*DIRECTION*.
Can you quote the records below in full, word for word?

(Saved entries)
• • • •

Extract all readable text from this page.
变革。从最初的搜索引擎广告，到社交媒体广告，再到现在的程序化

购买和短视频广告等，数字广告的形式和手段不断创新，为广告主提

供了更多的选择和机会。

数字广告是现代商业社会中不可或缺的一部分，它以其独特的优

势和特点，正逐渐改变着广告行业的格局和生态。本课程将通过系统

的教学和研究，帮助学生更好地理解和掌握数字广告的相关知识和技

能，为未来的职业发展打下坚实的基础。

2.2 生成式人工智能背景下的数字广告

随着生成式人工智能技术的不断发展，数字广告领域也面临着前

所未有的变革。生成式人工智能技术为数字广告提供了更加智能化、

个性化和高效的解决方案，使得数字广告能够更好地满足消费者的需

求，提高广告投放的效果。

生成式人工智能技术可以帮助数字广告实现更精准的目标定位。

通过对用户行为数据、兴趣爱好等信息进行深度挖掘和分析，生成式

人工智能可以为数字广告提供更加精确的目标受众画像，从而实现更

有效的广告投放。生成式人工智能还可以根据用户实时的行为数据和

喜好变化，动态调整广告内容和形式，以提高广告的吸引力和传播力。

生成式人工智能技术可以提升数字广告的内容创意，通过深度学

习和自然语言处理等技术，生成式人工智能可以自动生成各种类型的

• • • •

*EXERCISE ANSWER*.
Extract all readable text from this page.
变革。从最初的搜索引擎广告，到社交媒体广告，再到现在的程序化

购买和短视频广告等，数字广告的形式和手段不断创新，为广告主提

供了更多的选择和机会。

数字广告是现代商业社会中不可或缺的一部分，它以其独特的优

势和特点，正逐渐改变着广告行业的格局和生态。本课程将通过系统

的教学和研究，帮助学生更好地理解和掌握数字广告的相关知识和技

能，为未来的职业发展打下坚实的基础。

2.2 生成式人工智能背景下的数字广告

随着生成式人工智能技术的不断发展，数字广告领域也面临着前

所未有的变革。生成式人工智能技术为数字广告提供了更加智能化、

个性化和高效的解决方案，使得数字广告能够更好地满足消费者的需

求，提高广告投放的效果。

生成式人工智能技术可以帮助数字广告实现更精准的目标定位。

通过对用户行为数据、兴趣爱好等信息进行深度挖掘和分析，生成式

人工智能可以为数字广告提供更加精确的目标受众画像，从而实现更

有效的广告投放。生成式人工智能还可以根据用户实时的行为数据和

喜好变化，动态调整广告内容和形式，以提高广告的吸引力和传播力。

生成式人工智能技术可以提升数字广告的内容创意，通过深度学

习和自然语言处理等技术，生成式人工智能可以自动生成各种类型的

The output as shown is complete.